Records from a data source
>>
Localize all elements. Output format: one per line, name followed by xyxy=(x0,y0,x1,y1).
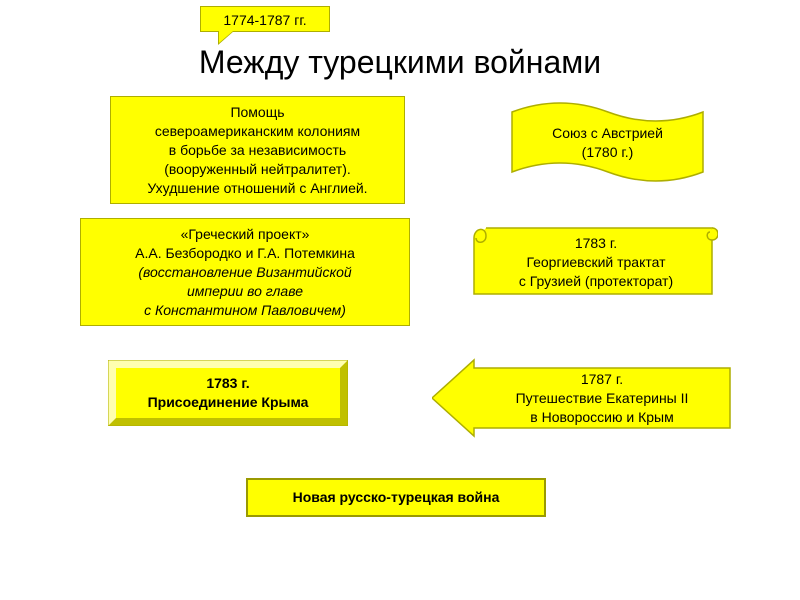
colonies-l5: Ухудшение отношений с Англией. xyxy=(119,179,396,198)
scroll-georgia: 1783 г. Георгиевский трактат с Грузией (… xyxy=(468,220,718,302)
period-text: 1774-1787 гг. xyxy=(223,12,306,28)
georgia-l1: 1783 г. xyxy=(486,234,706,253)
bevel-crimea: 1783 г. Присоединение Крыма xyxy=(108,360,348,426)
flag-austria: Союз с Австрией (1780 г.) xyxy=(510,98,705,186)
greek-l2: А.А. Безбородко и Г.А. Потемкина xyxy=(89,244,401,263)
crimea-l2: Присоединение Крыма xyxy=(108,393,348,412)
journey-l2: Путешествие Екатерины II xyxy=(482,389,722,408)
greek-l5: с Константином Павловичем) xyxy=(89,301,401,320)
box-greek-project: «Греческий проект» А.А. Безбородко и Г.А… xyxy=(80,218,410,326)
journey-l3: в Новороссию и Крым xyxy=(482,408,722,427)
conclusion-text: Новая русско-турецкая война xyxy=(293,489,500,505)
greek-l1: «Греческий проект» xyxy=(89,225,401,244)
georgia-l3: с Грузией (протекторат) xyxy=(486,272,706,291)
colonies-l3: в борьбе за независимость xyxy=(119,141,396,160)
georgia-l2: Георгиевский трактат xyxy=(486,253,706,272)
colonies-l1: Помощь xyxy=(119,103,396,122)
greek-l4: империи во главе xyxy=(89,282,401,301)
colonies-l4: (вооруженный нейтралитет). xyxy=(119,160,396,179)
greek-l3: (восстановление Византийской xyxy=(89,263,401,282)
box-conclusion: Новая русско-турецкая война xyxy=(246,478,546,517)
colonies-l2: североамериканским колониям xyxy=(119,122,396,141)
journey-l1: 1787 г. xyxy=(482,370,722,389)
box-colonies: Помощь североамериканским колониям в бор… xyxy=(110,96,405,204)
austria-l1: Союз с Австрией xyxy=(510,124,705,143)
crimea-l1: 1783 г. xyxy=(108,374,348,393)
arrow-journey: 1787 г. Путешествие Екатерины II в Новор… xyxy=(432,358,732,438)
period-callout: 1774-1787 гг. xyxy=(200,6,330,32)
austria-l2: (1780 г.) xyxy=(510,143,705,162)
page-title: Между турецкими войнами xyxy=(0,44,800,81)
<<
What to produce
Copy every line of the material above without any changes, but leave out the picture.

Exercise response
Localize all elements. Output format: one per line, name followed by xyxy=(x0,y0,x1,y1).
colonies-l5: Ухудшение отношений с Англией. xyxy=(119,179,396,198)
scroll-georgia: 1783 г. Георгиевский трактат с Грузией (… xyxy=(468,220,718,302)
period-text: 1774-1787 гг. xyxy=(223,12,306,28)
georgia-l1: 1783 г. xyxy=(486,234,706,253)
bevel-crimea: 1783 г. Присоединение Крыма xyxy=(108,360,348,426)
flag-austria: Союз с Австрией (1780 г.) xyxy=(510,98,705,186)
greek-l2: А.А. Безбородко и Г.А. Потемкина xyxy=(89,244,401,263)
crimea-l2: Присоединение Крыма xyxy=(108,393,348,412)
journey-l2: Путешествие Екатерины II xyxy=(482,389,722,408)
greek-l5: с Константином Павловичем) xyxy=(89,301,401,320)
box-greek-project: «Греческий проект» А.А. Безбородко и Г.А… xyxy=(80,218,410,326)
journey-l3: в Новороссию и Крым xyxy=(482,408,722,427)
conclusion-text: Новая русско-турецкая война xyxy=(293,489,500,505)
greek-l1: «Греческий проект» xyxy=(89,225,401,244)
georgia-l3: с Грузией (протекторат) xyxy=(486,272,706,291)
colonies-l3: в борьбе за независимость xyxy=(119,141,396,160)
georgia-l2: Георгиевский трактат xyxy=(486,253,706,272)
colonies-l1: Помощь xyxy=(119,103,396,122)
greek-l4: империи во главе xyxy=(89,282,401,301)
colonies-l4: (вооруженный нейтралитет). xyxy=(119,160,396,179)
greek-l3: (восстановление Византийской xyxy=(89,263,401,282)
box-conclusion: Новая русско-турецкая война xyxy=(246,478,546,517)
colonies-l2: североамериканским колониям xyxy=(119,122,396,141)
journey-l1: 1787 г. xyxy=(482,370,722,389)
box-colonies: Помощь североамериканским колониям в бор… xyxy=(110,96,405,204)
austria-l1: Союз с Австрией xyxy=(510,124,705,143)
crimea-l1: 1783 г. xyxy=(108,374,348,393)
arrow-journey: 1787 г. Путешествие Екатерины II в Новор… xyxy=(432,358,732,438)
period-callout: 1774-1787 гг. xyxy=(200,6,330,32)
austria-l2: (1780 г.) xyxy=(510,143,705,162)
page-title: Между турецкими войнами xyxy=(0,44,800,81)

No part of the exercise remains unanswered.